Dataset listings of figures:

● ● ● ● ●

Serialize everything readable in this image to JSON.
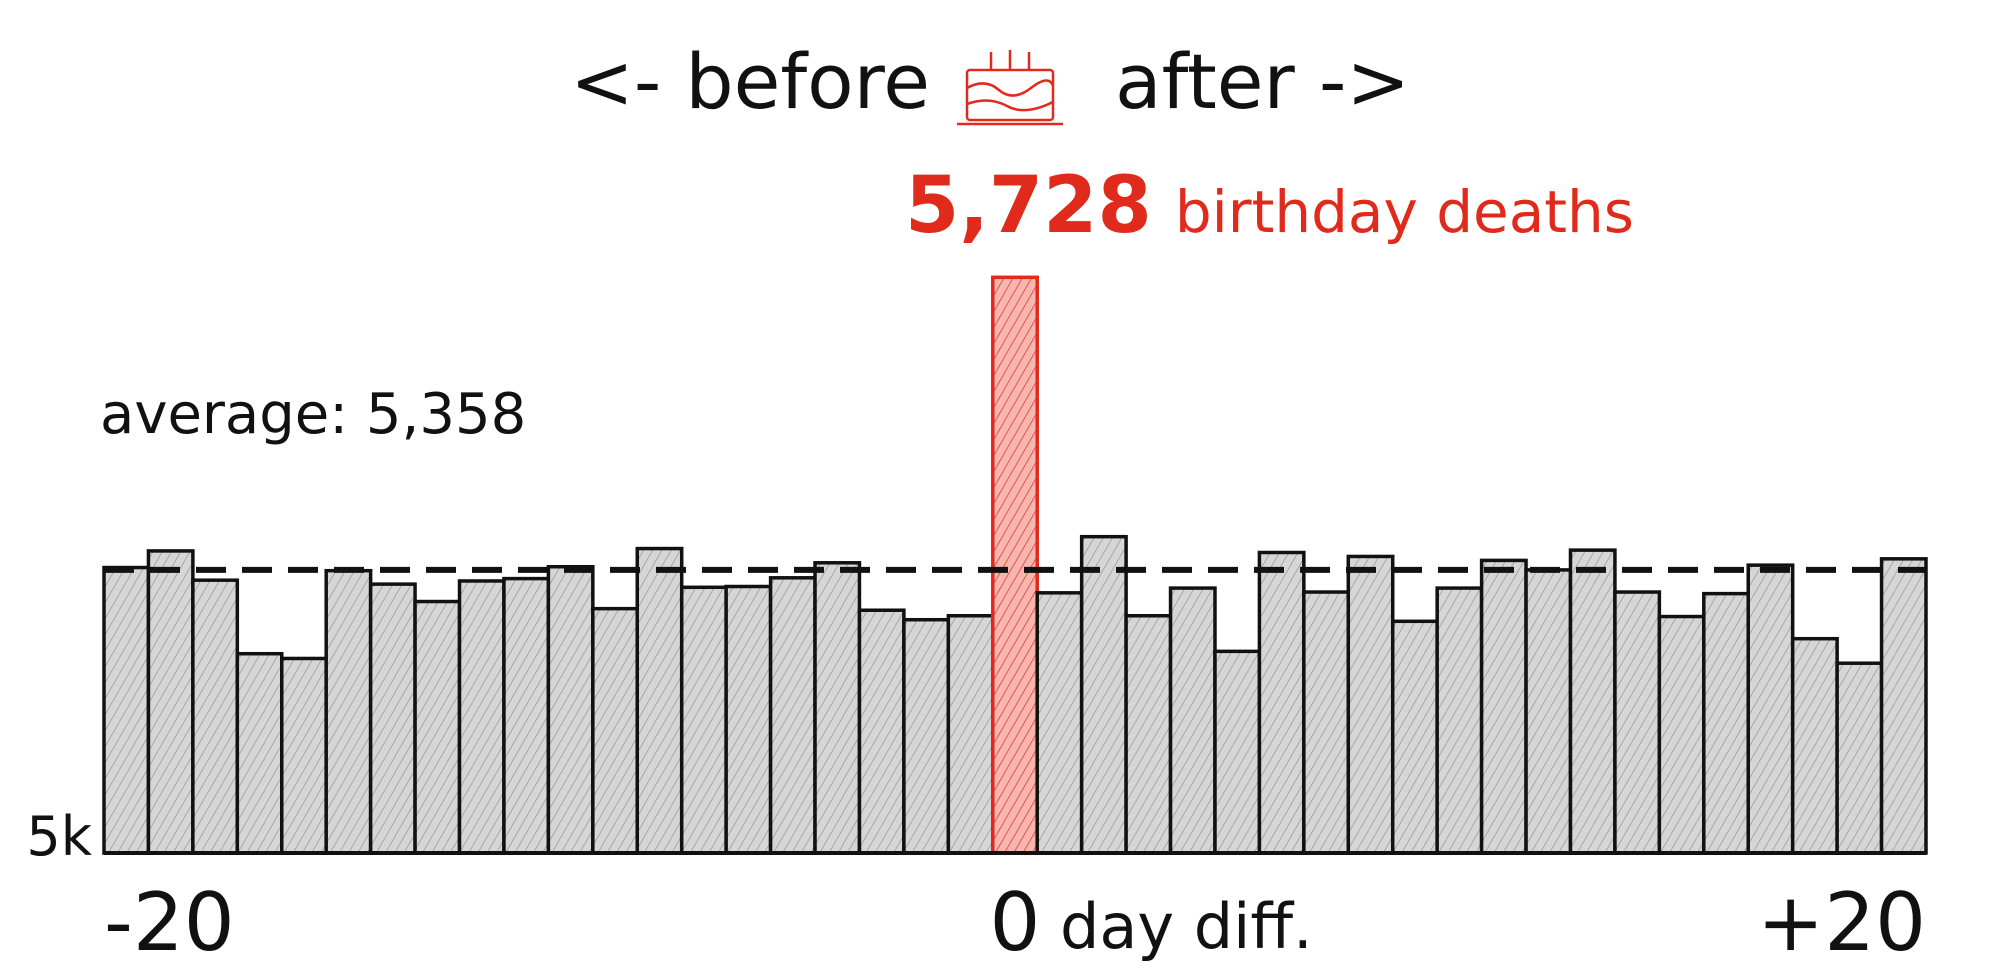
{
  "chart_data": {
    "type": "bar",
    "title": "<- before",
    "title_after": "after ->",
    "title_icon": "birthday-cake-icon",
    "x": [
      -20,
      -19,
      -18,
      -17,
      -16,
      -15,
      -14,
      -13,
      -12,
      -11,
      -10,
      -9,
      -8,
      -7,
      -6,
      -5,
      -4,
      -3,
      -2,
      -1,
      0,
      1,
      2,
      3,
      4,
      5,
      6,
      7,
      8,
      9,
      10,
      11,
      12,
      13,
      14,
      15,
      16,
      17,
      18,
      19,
      20
    ],
    "values": [
      5361,
      5382,
      5345,
      5252,
      5246,
      5357,
      5340,
      5318,
      5344,
      5347,
      5362,
      5309,
      5385,
      5336,
      5337,
      5348,
      5367,
      5307,
      5295,
      5300,
      5728,
      5329,
      5400,
      5300,
      5335,
      5255,
      5380,
      5330,
      5375,
      5293,
      5335,
      5370,
      5358,
      5383,
      5330,
      5299,
      5328,
      5364,
      5271,
      5240,
      5372
    ],
    "highlight": {
      "index": 20,
      "label_value": "5,728",
      "label_text": "birthday deaths",
      "color": "#e02b1c",
      "fill": "#f4b3ac"
    },
    "average": {
      "value": 5358,
      "label": "average: 5,358"
    },
    "ylim": [
      5000,
      5760
    ],
    "y_tick_labels": [
      {
        "value": 5000,
        "label": "5k"
      }
    ],
    "x_tick_labels": [
      {
        "value": -20,
        "label": "-20"
      },
      {
        "value": 0,
        "label": "0"
      },
      {
        "value": 20,
        "label": "+20"
      }
    ],
    "xlabel": "day diff.",
    "bar_fill": "#d9d9d9",
    "bar_stroke": "#111111",
    "grid": false,
    "legend": "none"
  }
}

● ● ● ● ●

[PROBLEM DETAILS]: Return every line of the records exactly as given, pictures excluded.

[COMPLETED TASK]:
Serialize everything readable in this image to JSON.
{
  "chart_data": {
    "type": "bar",
    "title": "<- before",
    "title_after": "after ->",
    "title_icon": "birthday-cake-icon",
    "x": [
      -20,
      -19,
      -18,
      -17,
      -16,
      -15,
      -14,
      -13,
      -12,
      -11,
      -10,
      -9,
      -8,
      -7,
      -6,
      -5,
      -4,
      -3,
      -2,
      -1,
      0,
      1,
      2,
      3,
      4,
      5,
      6,
      7,
      8,
      9,
      10,
      11,
      12,
      13,
      14,
      15,
      16,
      17,
      18,
      19,
      20
    ],
    "values": [
      5361,
      5382,
      5345,
      5252,
      5246,
      5357,
      5340,
      5318,
      5344,
      5347,
      5362,
      5309,
      5385,
      5336,
      5337,
      5348,
      5367,
      5307,
      5295,
      5300,
      5728,
      5329,
      5400,
      5300,
      5335,
      5255,
      5380,
      5330,
      5375,
      5293,
      5335,
      5370,
      5358,
      5383,
      5330,
      5299,
      5328,
      5364,
      5271,
      5240,
      5372
    ],
    "highlight": {
      "index": 20,
      "label_value": "5,728",
      "label_text": "birthday deaths",
      "color": "#e02b1c",
      "fill": "#f4b3ac"
    },
    "average": {
      "value": 5358,
      "label": "average: 5,358"
    },
    "ylim": [
      5000,
      5760
    ],
    "y_tick_labels": [
      {
        "value": 5000,
        "label": "5k"
      }
    ],
    "x_tick_labels": [
      {
        "value": -20,
        "label": "-20"
      },
      {
        "value": 0,
        "label": "0"
      },
      {
        "value": 20,
        "label": "+20"
      }
    ],
    "xlabel": "day diff.",
    "bar_fill": "#d9d9d9",
    "bar_stroke": "#111111",
    "grid": false,
    "legend": "none"
  }
}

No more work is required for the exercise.